### TASK GOAL
In the entries below, count every line with the string "JSON". State the count and nothing else.

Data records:

━━━━━━━━━━

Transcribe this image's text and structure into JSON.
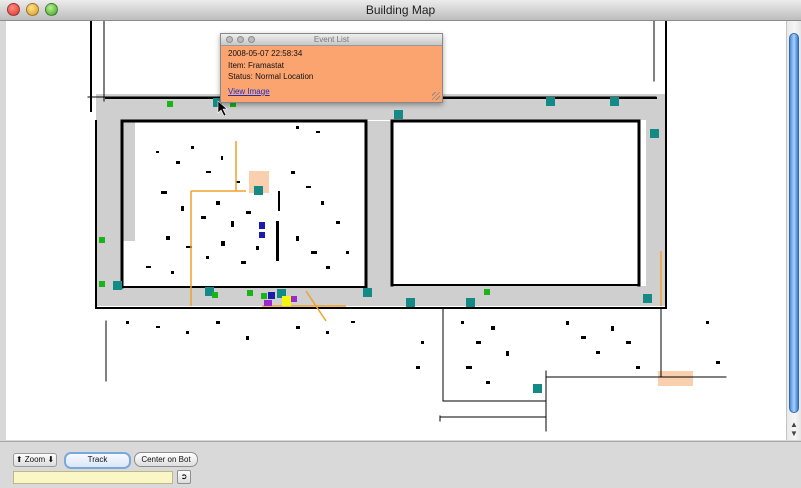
{
  "window": {
    "title": "Building Map"
  },
  "event_popup": {
    "title": "Event List",
    "timestamp": "2008-05-07 22:58:34",
    "item": "Item: Framastat",
    "status": "Status: Normal Location",
    "link_label": "View Image"
  },
  "toolbar": {
    "zoom_label": "⬆ Zoom ⬇",
    "track_label": "Track",
    "center_label": "Center on Bot",
    "go_glyph": "➲"
  },
  "colors": {
    "marker_teal": "#138a86",
    "marker_green": "#18b418",
    "marker_blue": "#1a1ab0",
    "marker_purple": "#9a2ad0",
    "marker_yellow": "#f5f512",
    "corridor_gray": "#cfcfcf",
    "path_orange": "#f1a12a",
    "room_peach": "#f9cfae",
    "popup_bg": "#fca470"
  }
}
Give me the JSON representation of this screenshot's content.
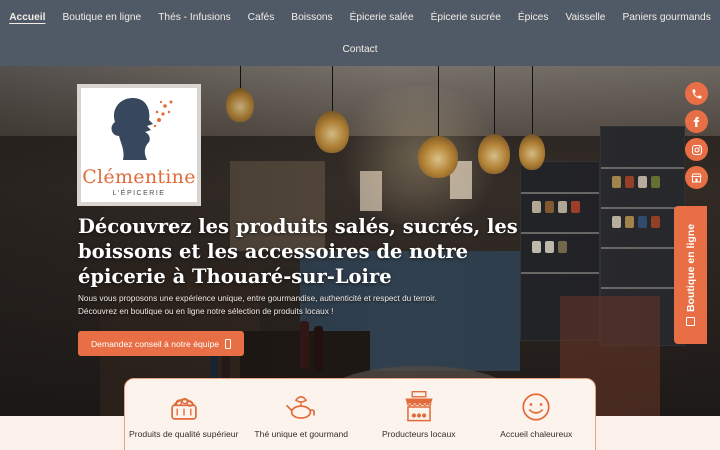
{
  "nav": {
    "items": [
      {
        "label": "Accueil",
        "active": true
      },
      {
        "label": "Boutique en ligne"
      },
      {
        "label": "Thés - Infusions"
      },
      {
        "label": "Cafés"
      },
      {
        "label": "Boissons"
      },
      {
        "label": "Épicerie salée"
      },
      {
        "label": "Épicerie sucrée"
      },
      {
        "label": "Épices"
      },
      {
        "label": "Vaisselle"
      },
      {
        "label": "Paniers gourmands"
      }
    ],
    "contact_label": "Contact"
  },
  "logo": {
    "name": "Clémentine",
    "subtitle": "L'ÉPICERIE"
  },
  "hero": {
    "title": "Découvrez les produits salés, sucrés, les boissons et les accessoires de notre épicerie à Thouaré-sur-Loire",
    "text_line1": "Nous vous proposons une expérience unique, entre gourmandise, authenticité et respect du terroir.",
    "text_line2": "Découvrez en boutique ou en ligne notre sélection de produits locaux !",
    "cta_label": "Demandez conseil à notre équipe"
  },
  "side": {
    "icons": [
      "phone-icon",
      "facebook-icon",
      "instagram-icon",
      "shop-icon"
    ],
    "tab_label": "Boutique en ligne"
  },
  "features": [
    {
      "label": "Produits de qualité supérieur",
      "icon": "basket-icon"
    },
    {
      "label": "Thé unique et gourmand",
      "icon": "teapot-icon"
    },
    {
      "label": "Producteurs locaux",
      "icon": "market-stall-icon"
    },
    {
      "label": "Accueil chaleureux",
      "icon": "smiley-icon"
    }
  ],
  "colors": {
    "nav_bg": "#4f5a66",
    "accent": "#e86f45",
    "page_bg": "#fbf1ea"
  }
}
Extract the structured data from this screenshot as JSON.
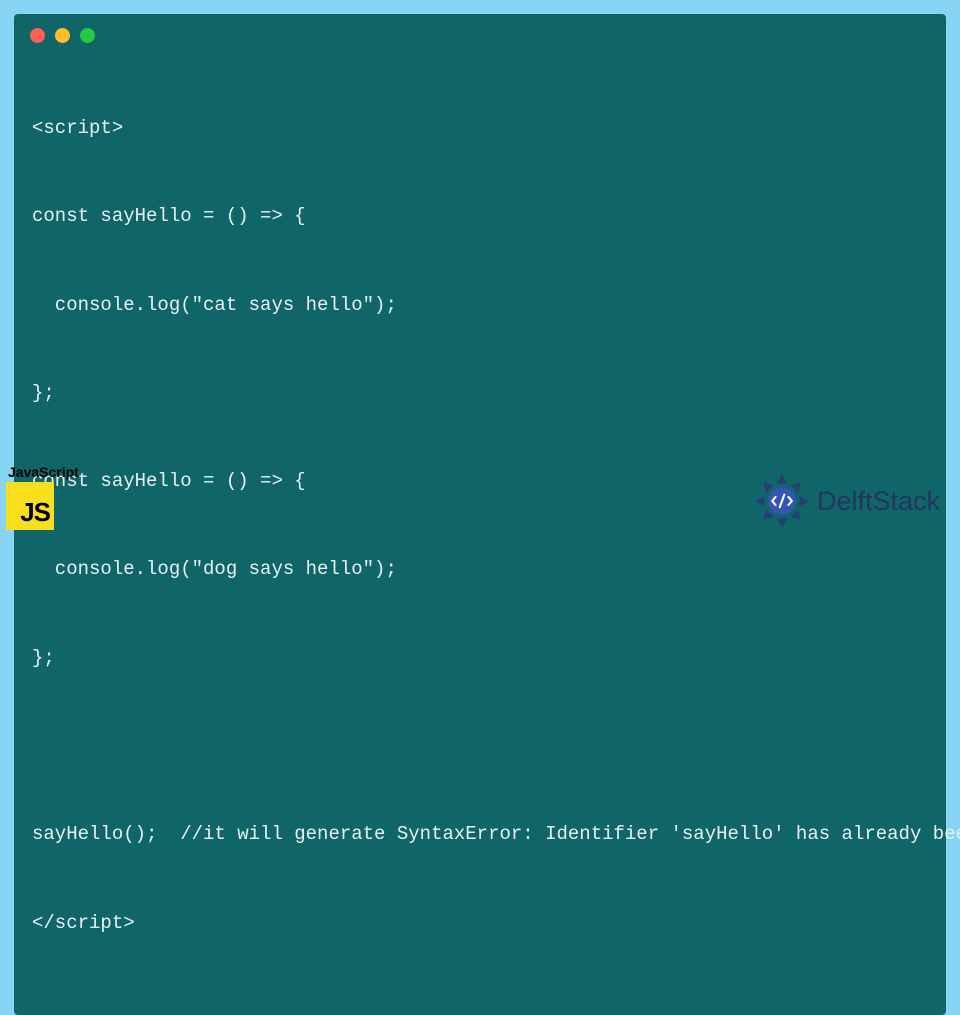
{
  "code": {
    "lines": [
      "<script>",
      "const sayHello = () => {",
      "  console.log(\"cat says hello\");",
      "};",
      "const sayHello = () => {",
      "  console.log(\"dog says hello\");",
      "};",
      "",
      "sayHello();  //it will generate SyntaxError: Identifier 'sayHello' has already been declared",
      "</script>"
    ]
  },
  "footer": {
    "js_label": "JavaScript",
    "js_logo_text": "JS",
    "brand_text": "DelftStack"
  },
  "colors": {
    "page_bg": "#87d5f2",
    "window_bg": "#0f6567",
    "code_fg": "#e8f3f3",
    "js_yellow": "#f7df1e",
    "brand_color": "#25355f"
  }
}
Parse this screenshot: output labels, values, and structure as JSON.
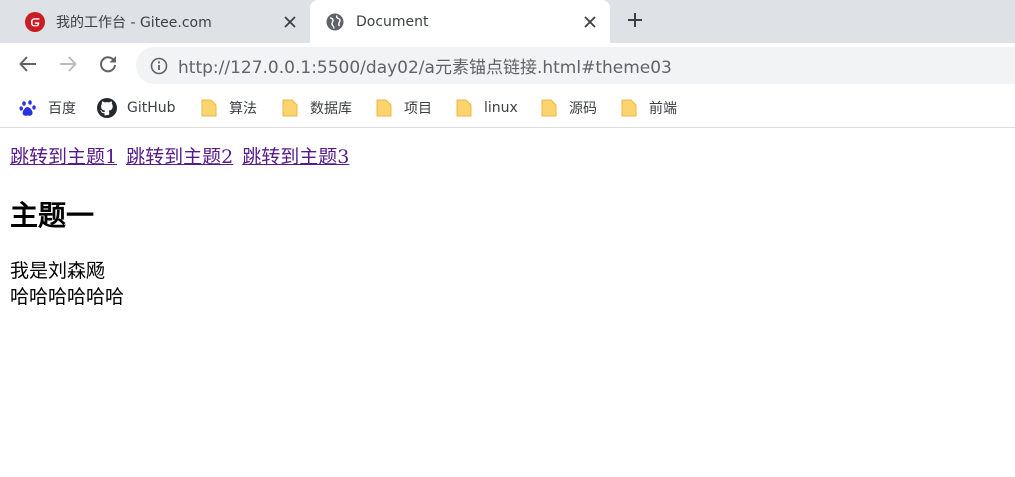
{
  "tabs": [
    {
      "title": "我的工作台 - Gitee.com",
      "icon": "gitee-icon",
      "active": false
    },
    {
      "title": "Document",
      "icon": "globe-icon",
      "active": true
    }
  ],
  "nav": {
    "back": "back-arrow",
    "forward": "forward-arrow",
    "reload": "reload"
  },
  "address": {
    "host": "http://127.0.0.1",
    "rest": ":5500/day02/a元素锚点链接.html#theme03"
  },
  "bookmarks": [
    {
      "label": "百度",
      "icon": "baidu-paw-icon"
    },
    {
      "label": "GitHub",
      "icon": "github-icon"
    },
    {
      "label": "算法",
      "icon": "folder-icon"
    },
    {
      "label": "数据库",
      "icon": "folder-icon"
    },
    {
      "label": "项目",
      "icon": "folder-icon"
    },
    {
      "label": "linux",
      "icon": "folder-icon"
    },
    {
      "label": "源码",
      "icon": "folder-icon"
    },
    {
      "label": "前端",
      "icon": "folder-icon"
    }
  ],
  "page": {
    "links": [
      "跳转到主题1",
      "跳转到主题2",
      "跳转到主题3"
    ],
    "heading": "主题一",
    "lines": [
      "我是刘森飏",
      "哈哈哈哈哈哈"
    ]
  },
  "colors": {
    "tabstrip": "#dee1e6",
    "link_visited": "#551a8b",
    "folder": "#fbd46d",
    "gitee_red": "#c71d23",
    "baidu_blue": "#2932e1"
  }
}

━━━━━━━━━━

### THE SOLUTION
4